Set exercise >>
Each record below must be returned exactly as shown.

Items listed in a dataset >>
—————
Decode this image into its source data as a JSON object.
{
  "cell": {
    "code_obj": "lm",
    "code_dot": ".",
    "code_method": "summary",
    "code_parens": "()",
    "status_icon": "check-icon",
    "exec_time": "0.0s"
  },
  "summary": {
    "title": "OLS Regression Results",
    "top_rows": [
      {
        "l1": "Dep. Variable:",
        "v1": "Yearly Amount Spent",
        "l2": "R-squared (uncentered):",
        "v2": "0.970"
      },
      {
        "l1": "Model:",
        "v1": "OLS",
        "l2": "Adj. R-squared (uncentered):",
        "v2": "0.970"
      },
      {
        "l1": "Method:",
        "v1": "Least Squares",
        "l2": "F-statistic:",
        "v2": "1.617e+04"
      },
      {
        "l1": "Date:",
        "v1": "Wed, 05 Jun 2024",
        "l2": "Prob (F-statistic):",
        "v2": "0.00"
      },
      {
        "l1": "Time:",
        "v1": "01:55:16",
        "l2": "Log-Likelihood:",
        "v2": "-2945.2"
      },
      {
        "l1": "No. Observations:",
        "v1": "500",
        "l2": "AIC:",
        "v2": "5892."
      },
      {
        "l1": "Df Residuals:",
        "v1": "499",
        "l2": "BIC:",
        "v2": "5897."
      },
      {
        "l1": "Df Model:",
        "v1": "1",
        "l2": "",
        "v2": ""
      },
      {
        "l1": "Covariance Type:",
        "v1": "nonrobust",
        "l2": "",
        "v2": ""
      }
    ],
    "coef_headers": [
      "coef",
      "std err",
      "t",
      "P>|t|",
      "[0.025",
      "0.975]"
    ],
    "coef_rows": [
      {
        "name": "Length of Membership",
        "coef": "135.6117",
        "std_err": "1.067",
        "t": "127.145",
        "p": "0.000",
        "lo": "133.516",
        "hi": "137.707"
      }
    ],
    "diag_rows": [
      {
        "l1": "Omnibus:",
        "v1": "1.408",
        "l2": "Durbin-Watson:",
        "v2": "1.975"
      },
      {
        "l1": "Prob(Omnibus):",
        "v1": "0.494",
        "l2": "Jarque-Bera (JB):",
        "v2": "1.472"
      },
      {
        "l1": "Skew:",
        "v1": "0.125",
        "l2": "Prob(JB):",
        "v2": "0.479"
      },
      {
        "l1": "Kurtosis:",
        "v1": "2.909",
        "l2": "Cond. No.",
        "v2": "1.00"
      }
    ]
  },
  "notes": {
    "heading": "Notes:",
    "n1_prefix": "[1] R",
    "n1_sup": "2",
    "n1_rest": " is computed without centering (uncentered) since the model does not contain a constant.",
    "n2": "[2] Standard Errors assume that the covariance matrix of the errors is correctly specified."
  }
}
—————
Task output >>
Decode this image into its source data as a JSON object.
{
  "cell": {
    "code_obj": "lm",
    "code_dot": ".",
    "code_method": "summary",
    "code_parens": "()",
    "status_icon": "check-icon",
    "exec_time": "0.0s"
  },
  "summary": {
    "title": "OLS Regression Results",
    "top_rows": [
      {
        "l1": "Dep. Variable:",
        "v1": "Yearly Amount Spent",
        "l2": "R-squared (uncentered):",
        "v2": "0.970"
      },
      {
        "l1": "Model:",
        "v1": "OLS",
        "l2": "Adj. R-squared (uncentered):",
        "v2": "0.970"
      },
      {
        "l1": "Method:",
        "v1": "Least Squares",
        "l2": "F-statistic:",
        "v2": "1.617e+04"
      },
      {
        "l1": "Date:",
        "v1": "Wed, 05 Jun 2024",
        "l2": "Prob (F-statistic):",
        "v2": "0.00"
      },
      {
        "l1": "Time:",
        "v1": "01:55:16",
        "l2": "Log-Likelihood:",
        "v2": "-2945.2"
      },
      {
        "l1": "No. Observations:",
        "v1": "500",
        "l2": "AIC:",
        "v2": "5892."
      },
      {
        "l1": "Df Residuals:",
        "v1": "499",
        "l2": "BIC:",
        "v2": "5897."
      },
      {
        "l1": "Df Model:",
        "v1": "1",
        "l2": "",
        "v2": ""
      },
      {
        "l1": "Covariance Type:",
        "v1": "nonrobust",
        "l2": "",
        "v2": ""
      }
    ],
    "coef_headers": [
      "coef",
      "std err",
      "t",
      "P>|t|",
      "[0.025",
      "0.975]"
    ],
    "coef_rows": [
      {
        "name": "Length of Membership",
        "coef": "135.6117",
        "std_err": "1.067",
        "t": "127.145",
        "p": "0.000",
        "lo": "133.516",
        "hi": "137.707"
      }
    ],
    "diag_rows": [
      {
        "l1": "Omnibus:",
        "v1": "1.408",
        "l2": "Durbin-Watson:",
        "v2": "1.975"
      },
      {
        "l1": "Prob(Omnibus):",
        "v1": "0.494",
        "l2": "Jarque-Bera (JB):",
        "v2": "1.472"
      },
      {
        "l1": "Skew:",
        "v1": "0.125",
        "l2": "Prob(JB):",
        "v2": "0.479"
      },
      {
        "l1": "Kurtosis:",
        "v1": "2.909",
        "l2": "Cond. No.",
        "v2": "1.00"
      }
    ]
  },
  "notes": {
    "heading": "Notes:",
    "n1_prefix": "[1] R",
    "n1_sup": "2",
    "n1_rest": " is computed without centering (uncentered) since the model does not contain a constant.",
    "n2": "[2] Standard Errors assume that the covariance matrix of the errors is correctly specified."
  }
}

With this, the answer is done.